((

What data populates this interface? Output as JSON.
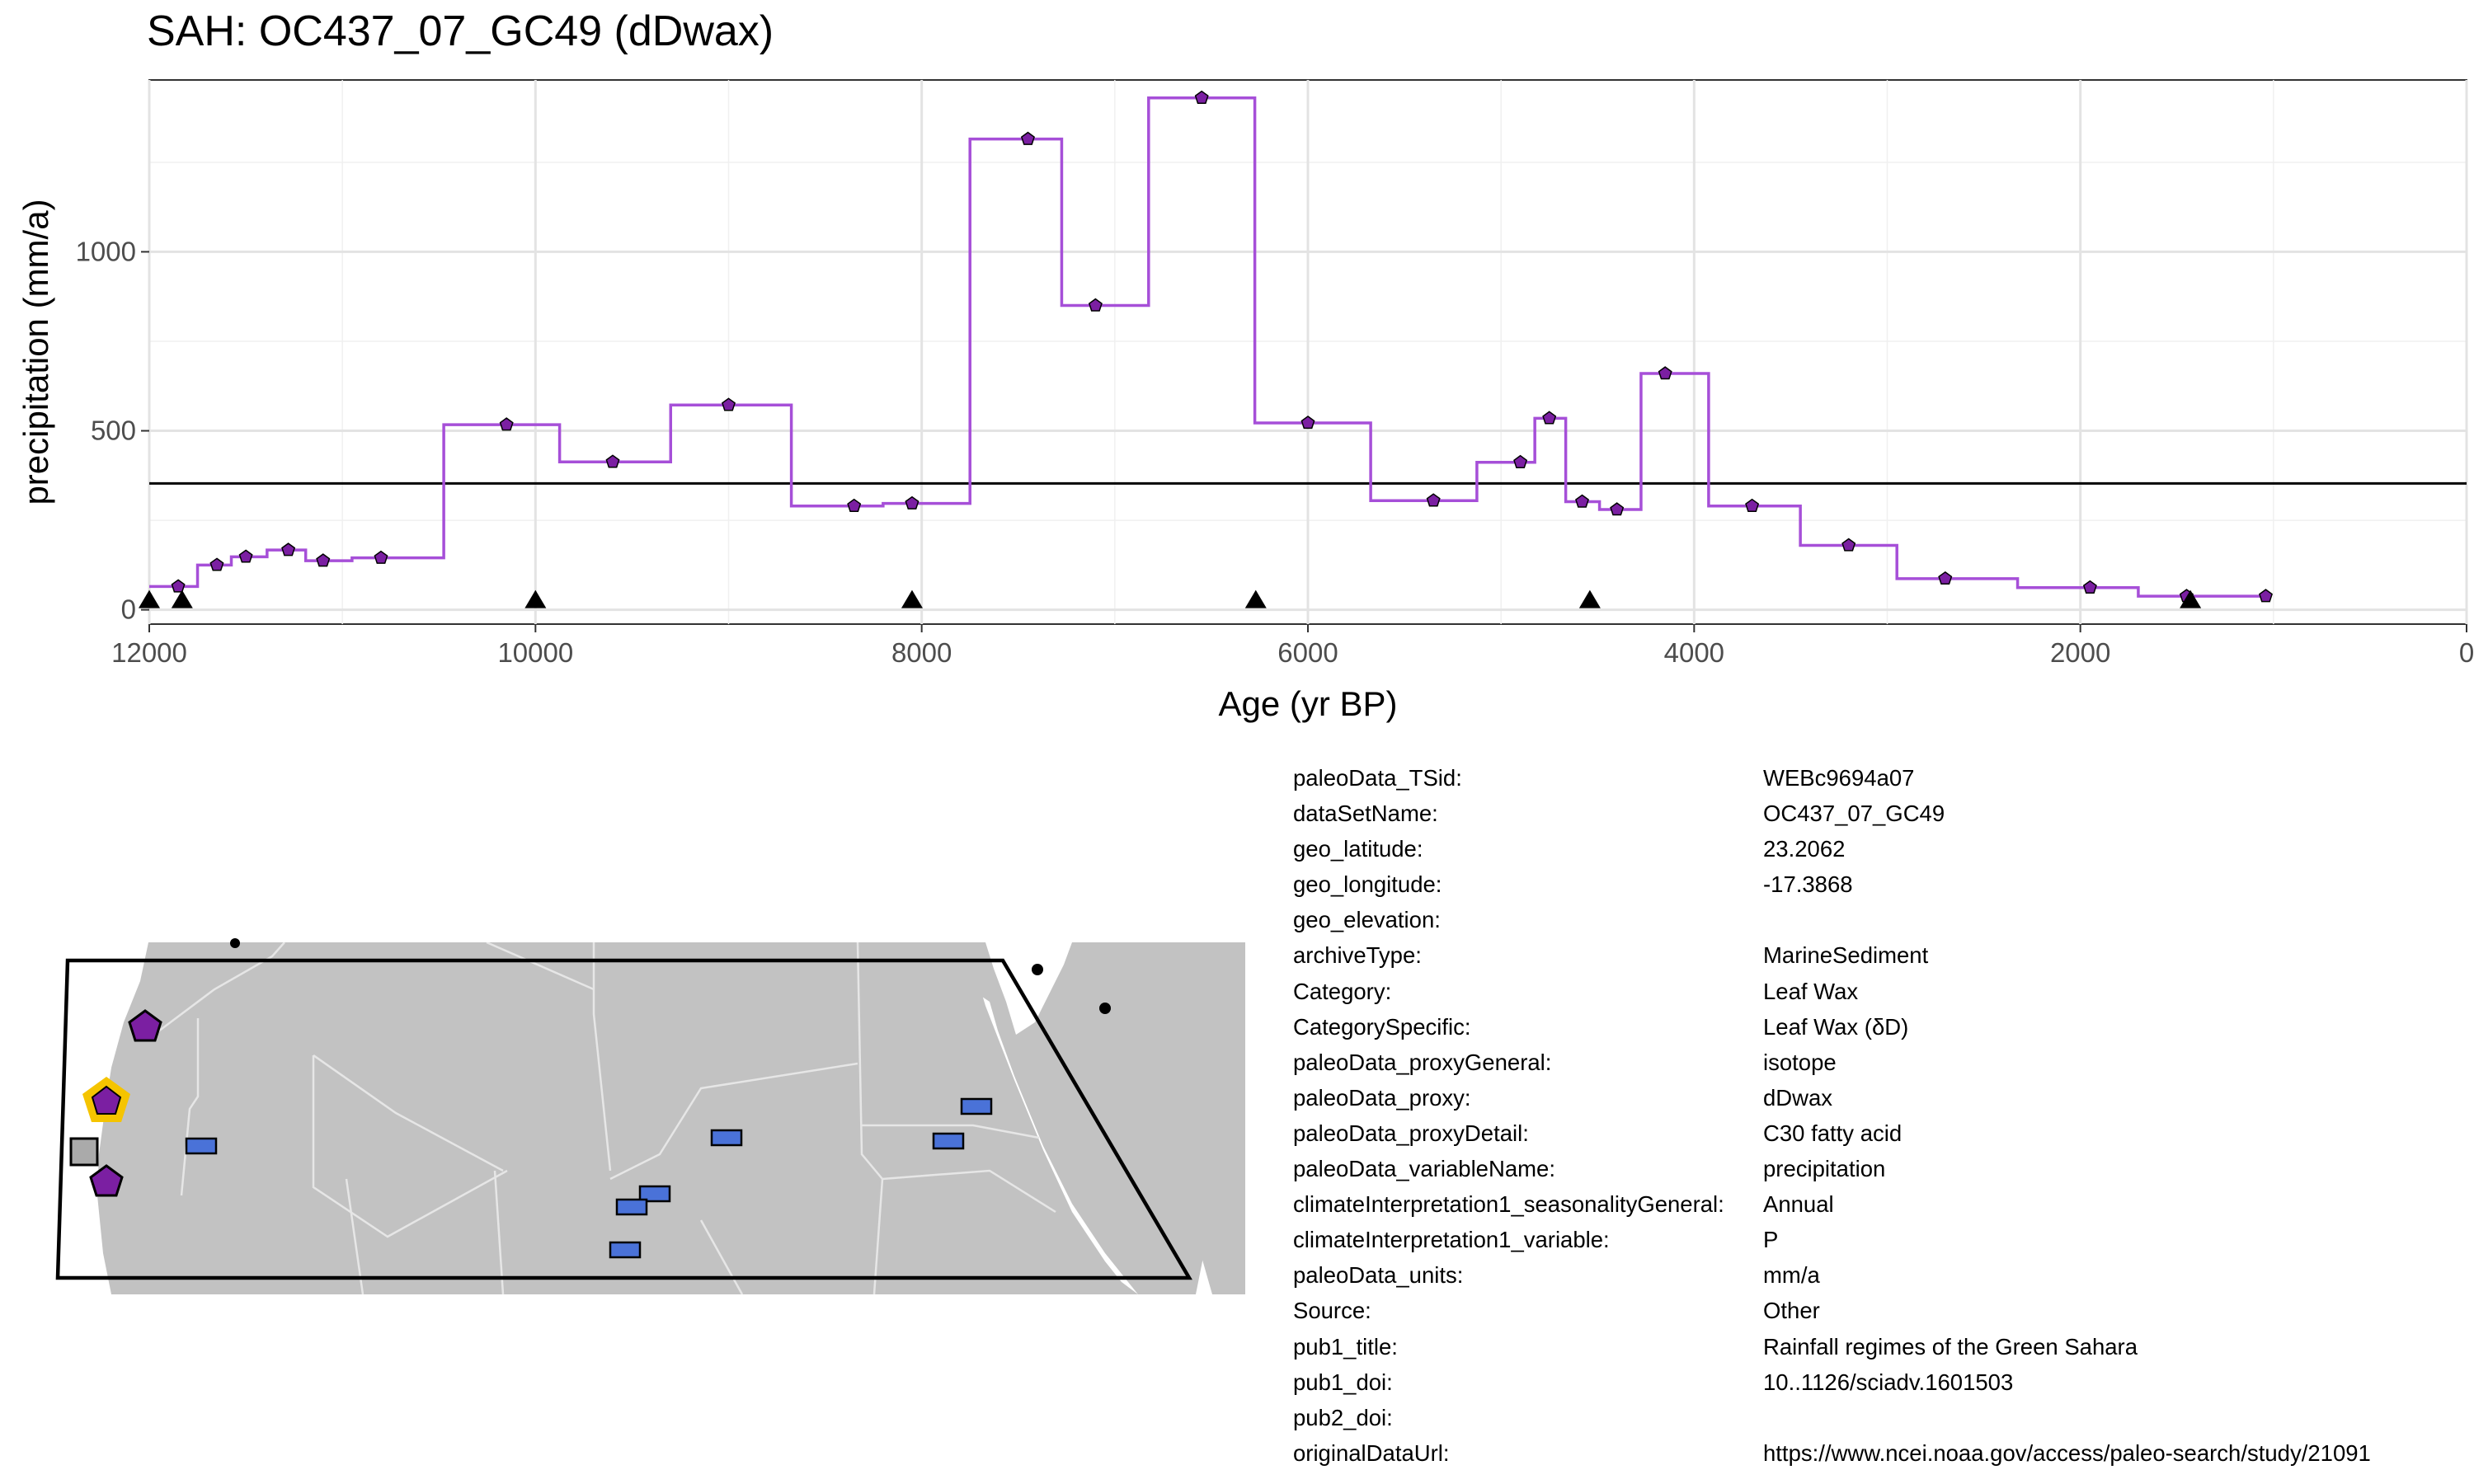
{
  "title": "SAH: OC437_07_GC49 (dDwax)",
  "chart_data": {
    "type": "line",
    "step": true,
    "title": "SAH: OC437_07_GC49 (dDwax)",
    "xlabel": "Age (yr BP)",
    "ylabel": "precipitation (mm/a)",
    "xlim": [
      12000,
      0
    ],
    "ylim": [
      -40,
      1480
    ],
    "x_reversed": true,
    "xticks": [
      12000,
      10000,
      8000,
      6000,
      4000,
      2000,
      0
    ],
    "xtick_labels": [
      "12000",
      "10000",
      "8000",
      "6000",
      "4000",
      "2000",
      "0"
    ],
    "yticks": [
      0,
      500,
      1000
    ],
    "ytick_labels": [
      "0",
      "500",
      "1000"
    ],
    "grid": true,
    "line_color": "#a64fd8",
    "point_color": "#7b1fa2",
    "series": [
      {
        "x": [
          11850,
          11650,
          11500,
          11280,
          11100,
          10800,
          10150,
          9600,
          9000,
          8350,
          8050,
          7450,
          7100,
          6550,
          6000,
          5350,
          4900,
          4750,
          4580,
          4400,
          4150,
          3700,
          3200,
          2700,
          1950,
          1450,
          1040
        ],
        "values": [
          65,
          125,
          148,
          167,
          137,
          145,
          517,
          413,
          572,
          290,
          297,
          1315,
          850,
          1430,
          522,
          305,
          412,
          535,
          302,
          280,
          660,
          290,
          180,
          87,
          62,
          38,
          38
        ]
      }
    ],
    "reference_line": 353,
    "age_markers": [
      12000,
      11830,
      10000,
      8050,
      6270,
      4540,
      1430
    ]
  },
  "metadata": [
    {
      "key": "paleoData_TSid:",
      "value": "WEBc9694a07"
    },
    {
      "key": "dataSetName:",
      "value": "OC437_07_GC49"
    },
    {
      "key": "geo_latitude:",
      "value": "23.2062"
    },
    {
      "key": "geo_longitude:",
      "value": "-17.3868"
    },
    {
      "key": "geo_elevation:",
      "value": ""
    },
    {
      "key": "archiveType:",
      "value": "MarineSediment"
    },
    {
      "key": "Category:",
      "value": "Leaf Wax"
    },
    {
      "key": "CategorySpecific:",
      "value": "Leaf Wax (δD)"
    },
    {
      "key": "paleoData_proxyGeneral:",
      "value": "isotope"
    },
    {
      "key": "paleoData_proxy:",
      "value": "dDwax"
    },
    {
      "key": "paleoData_proxyDetail:",
      "value": "C30 fatty acid"
    },
    {
      "key": "paleoData_variableName:",
      "value": "precipitation"
    },
    {
      "key": "climateInterpretation1_seasonalityGeneral:",
      "value": "Annual"
    },
    {
      "key": "climateInterpretation1_variable:",
      "value": "P"
    },
    {
      "key": "paleoData_units:",
      "value": "mm/a"
    },
    {
      "key": "Source:",
      "value": "Other"
    },
    {
      "key": "pub1_title:",
      "value": "Rainfall regimes of the Green Sahara"
    },
    {
      "key": "pub1_doi:",
      "value": "10..1126/sciadv.1601503"
    },
    {
      "key": "pub2_doi:",
      "value": ""
    },
    {
      "key": "originalDataUrl:",
      "value": "https://www.ncei.noaa.gov/access/paleo-search/study/21091"
    }
  ],
  "map": {
    "land_color": "#c2c2c2",
    "border_color": "#e6e6e6",
    "outline_color": "#000000",
    "site_marker_color": "#7b1fa2",
    "highlight_color": "#f5c400",
    "other_site_color": "#4a72d8",
    "grey_site_color": "#aaaaaa"
  }
}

))

_WHAT YOU SHOULD DO_: Gather from the records above every line containing the string "dDwax".

_OUTPUT_:
  "title": "SAH: OC437_07_GC49 (dDwax)",
    "title": "SAH: OC437_07_GC49 (dDwax)",
      "value": "dDwax"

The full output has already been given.